_Aim_:
Exactly reproduce the line containing "Give me a plain-text" together with every line after it, through the end of the entries, and give nothing more.

[Dataset records]
--------

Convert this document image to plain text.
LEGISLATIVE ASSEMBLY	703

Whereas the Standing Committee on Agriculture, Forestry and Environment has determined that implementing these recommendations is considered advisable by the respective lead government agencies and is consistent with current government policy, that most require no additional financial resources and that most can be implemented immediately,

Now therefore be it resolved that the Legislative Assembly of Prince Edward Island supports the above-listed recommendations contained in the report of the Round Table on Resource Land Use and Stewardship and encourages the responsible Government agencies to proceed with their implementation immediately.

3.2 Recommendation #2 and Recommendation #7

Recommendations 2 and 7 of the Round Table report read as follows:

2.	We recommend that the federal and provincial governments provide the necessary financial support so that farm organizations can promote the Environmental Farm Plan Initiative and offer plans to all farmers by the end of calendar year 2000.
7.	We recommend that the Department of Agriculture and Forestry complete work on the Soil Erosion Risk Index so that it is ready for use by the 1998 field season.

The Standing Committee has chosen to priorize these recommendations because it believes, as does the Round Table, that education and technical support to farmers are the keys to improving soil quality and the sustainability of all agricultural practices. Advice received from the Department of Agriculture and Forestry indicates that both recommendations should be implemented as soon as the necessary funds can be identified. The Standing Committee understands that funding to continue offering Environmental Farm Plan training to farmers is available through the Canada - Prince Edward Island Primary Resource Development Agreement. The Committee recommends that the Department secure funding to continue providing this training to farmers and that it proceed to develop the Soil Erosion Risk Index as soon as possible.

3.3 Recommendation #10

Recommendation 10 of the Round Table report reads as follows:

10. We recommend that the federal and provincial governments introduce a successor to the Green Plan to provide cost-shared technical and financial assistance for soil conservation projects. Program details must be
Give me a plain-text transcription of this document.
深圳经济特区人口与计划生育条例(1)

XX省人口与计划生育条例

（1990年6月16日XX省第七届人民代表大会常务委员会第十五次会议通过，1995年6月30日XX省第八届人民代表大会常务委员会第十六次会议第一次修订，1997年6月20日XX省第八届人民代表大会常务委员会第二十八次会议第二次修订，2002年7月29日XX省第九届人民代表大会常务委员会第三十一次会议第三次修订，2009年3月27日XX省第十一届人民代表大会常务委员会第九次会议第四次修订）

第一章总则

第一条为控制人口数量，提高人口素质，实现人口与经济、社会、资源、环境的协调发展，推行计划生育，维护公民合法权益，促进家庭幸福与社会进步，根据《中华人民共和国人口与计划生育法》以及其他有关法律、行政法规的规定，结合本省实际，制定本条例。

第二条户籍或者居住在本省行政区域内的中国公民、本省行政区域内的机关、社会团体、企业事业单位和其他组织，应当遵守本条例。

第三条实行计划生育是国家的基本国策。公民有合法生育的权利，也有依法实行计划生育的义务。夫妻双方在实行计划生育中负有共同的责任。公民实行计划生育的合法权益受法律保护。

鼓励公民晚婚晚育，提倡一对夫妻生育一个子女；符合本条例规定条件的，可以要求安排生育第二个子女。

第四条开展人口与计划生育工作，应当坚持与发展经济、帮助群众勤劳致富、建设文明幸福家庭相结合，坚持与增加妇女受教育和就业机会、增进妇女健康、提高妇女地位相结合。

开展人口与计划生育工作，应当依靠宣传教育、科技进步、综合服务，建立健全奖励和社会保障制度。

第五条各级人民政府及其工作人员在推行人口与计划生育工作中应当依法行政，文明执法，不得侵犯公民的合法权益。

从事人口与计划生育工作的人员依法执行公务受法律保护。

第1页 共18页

--------

_Answer in full_:
Give me a plain-text transcription of this document.
深圳经济特区人口与计划生育条例(1)

XX省人口与计划生育条例

（1990年6月16日XX省第七届人民代表大会常务委员会第十五次会议通过，1995年6月30日XX省第八届人民代表大会常务委员会第十六次会议第一次修订，1997年6月20日XX省第八届人民代表大会常务委员会第二十八次会议第二次修订，2002年7月29日XX省第九届人民代表大会常务委员会第三十一次会议第三次修订，2009年3月27日XX省第十一届人民代表大会常务委员会第九次会议第四次修订）

第一章总则

第一条为控制人口数量，提高人口素质，实现人口与经济、社会、资源、环境的协调发展，推行计划生育，维护公民合法权益，促进家庭幸福与社会进步，根据《中华人民共和国人口与计划生育法》以及其他有关法律、行政法规的规定，结合本省实际，制定本条例。

第二条户籍或者居住在本省行政区域内的中国公民、本省行政区域内的机关、社会团体、企业事业单位和其他组织，应当遵守本条例。

第三条实行计划生育是国家的基本国策。公民有合法生育的权利，也有依法实行计划生育的义务。夫妻双方在实行计划生育中负有共同的责任。公民实行计划生育的合法权益受法律保护。

鼓励公民晚婚晚育，提倡一对夫妻生育一个子女；符合本条例规定条件的，可以要求安排生育第二个子女。

第四条开展人口与计划生育工作，应当坚持与发展经济、帮助群众勤劳致富、建设文明幸福家庭相结合，坚持与增加妇女受教育和就业机会、增进妇女健康、提高妇女地位相结合。

开展人口与计划生育工作，应当依靠宣传教育、科技进步、综合服务，建立健全奖励和社会保障制度。

第五条各级人民政府及其工作人员在推行人口与计划生育工作中应当依法行政，文明执法，不得侵犯公民的合法权益。

从事人口与计划生育工作的人员依法执行公务受法律保护。

第1页 共18页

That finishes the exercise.